SOURCE DATA:
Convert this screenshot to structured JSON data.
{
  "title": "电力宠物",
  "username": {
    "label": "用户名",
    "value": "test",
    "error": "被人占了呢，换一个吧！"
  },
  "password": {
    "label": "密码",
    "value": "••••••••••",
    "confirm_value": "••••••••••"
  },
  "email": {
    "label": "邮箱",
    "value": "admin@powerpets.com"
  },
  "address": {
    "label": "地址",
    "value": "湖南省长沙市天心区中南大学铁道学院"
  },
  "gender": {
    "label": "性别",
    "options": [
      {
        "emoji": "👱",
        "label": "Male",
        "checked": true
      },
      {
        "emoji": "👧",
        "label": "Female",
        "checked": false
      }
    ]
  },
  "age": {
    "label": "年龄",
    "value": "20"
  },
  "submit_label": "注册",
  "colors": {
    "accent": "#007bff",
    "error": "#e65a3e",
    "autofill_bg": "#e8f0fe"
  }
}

WHAT YOU SHOULD DO:
From the records above, please extract every line and repeat it exactly.

WRITTEN ANSWER:
Convert this screenshot to structured JSON data.
{
  "title": "电力宠物",
  "username": {
    "label": "用户名",
    "value": "test",
    "error": "被人占了呢，换一个吧！"
  },
  "password": {
    "label": "密码",
    "value": "••••••••••",
    "confirm_value": "••••••••••"
  },
  "email": {
    "label": "邮箱",
    "value": "admin@powerpets.com"
  },
  "address": {
    "label": "地址",
    "value": "湖南省长沙市天心区中南大学铁道学院"
  },
  "gender": {
    "label": "性别",
    "options": [
      {
        "emoji": "👱",
        "label": "Male",
        "checked": true
      },
      {
        "emoji": "👧",
        "label": "Female",
        "checked": false
      }
    ]
  },
  "age": {
    "label": "年龄",
    "value": "20"
  },
  "submit_label": "注册",
  "colors": {
    "accent": "#007bff",
    "error": "#e65a3e",
    "autofill_bg": "#e8f0fe"
  }
}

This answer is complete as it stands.